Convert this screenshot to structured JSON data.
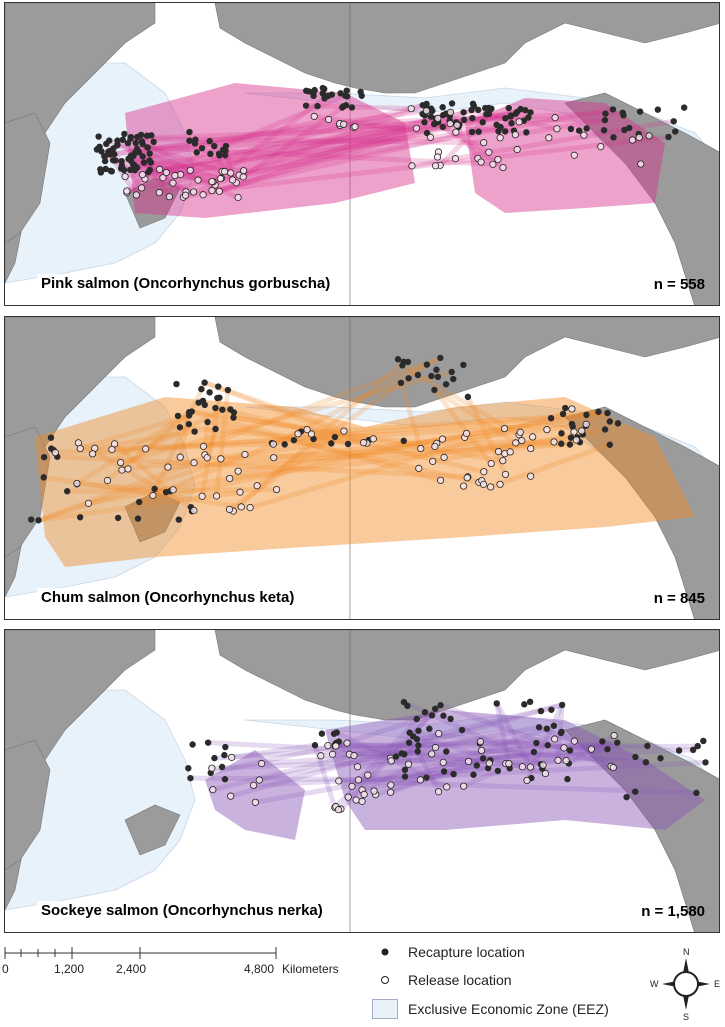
{
  "panels": [
    {
      "species_label": "Pink salmon  (Oncorhynchus gorbuscha)",
      "count_label": "n = 558",
      "track_color": "#d6308c",
      "zone": "pink"
    },
    {
      "species_label": "Chum salmon (Oncorhynchus keta)",
      "count_label": "n = 845",
      "track_color": "#f08a24",
      "zone": "chum"
    },
    {
      "species_label": "Sockeye salmon (Oncorhynchus nerka)",
      "count_label": "n = 1,580",
      "track_color": "#8a55b5",
      "zone": "sockeye"
    }
  ],
  "scale": {
    "ticks": [
      "0",
      "1,200",
      "2,400",
      "4,800"
    ],
    "unit": "Kilometers"
  },
  "legend": {
    "recapture": "Recapture location",
    "release": "Release location",
    "eez": "Exclusive Economic Zone (EEZ)"
  },
  "compass": {
    "n": "N",
    "s": "S",
    "e": "E",
    "w": "W"
  },
  "colors": {
    "land": "#9b9b9b",
    "eez": "#e8f2fb",
    "ocean": "#ffffff"
  }
}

■ ■ ■ ■ ■ ■ ■

THE TASK:
Print all of the entries word for word. Skip any images they contain.

WRITTEN RESPONSE:
Convert this screenshot to structured JSON data.
{
  "panels": [
    {
      "species_label": "Pink salmon  (Oncorhynchus gorbuscha)",
      "count_label": "n = 558",
      "track_color": "#d6308c",
      "zone": "pink"
    },
    {
      "species_label": "Chum salmon (Oncorhynchus keta)",
      "count_label": "n = 845",
      "track_color": "#f08a24",
      "zone": "chum"
    },
    {
      "species_label": "Sockeye salmon (Oncorhynchus nerka)",
      "count_label": "n = 1,580",
      "track_color": "#8a55b5",
      "zone": "sockeye"
    }
  ],
  "scale": {
    "ticks": [
      "0",
      "1,200",
      "2,400",
      "4,800"
    ],
    "unit": "Kilometers"
  },
  "legend": {
    "recapture": "Recapture location",
    "release": "Release location",
    "eez": "Exclusive Economic Zone (EEZ)"
  },
  "compass": {
    "n": "N",
    "s": "S",
    "e": "E",
    "w": "W"
  },
  "colors": {
    "land": "#9b9b9b",
    "eez": "#e8f2fb",
    "ocean": "#ffffff"
  }
}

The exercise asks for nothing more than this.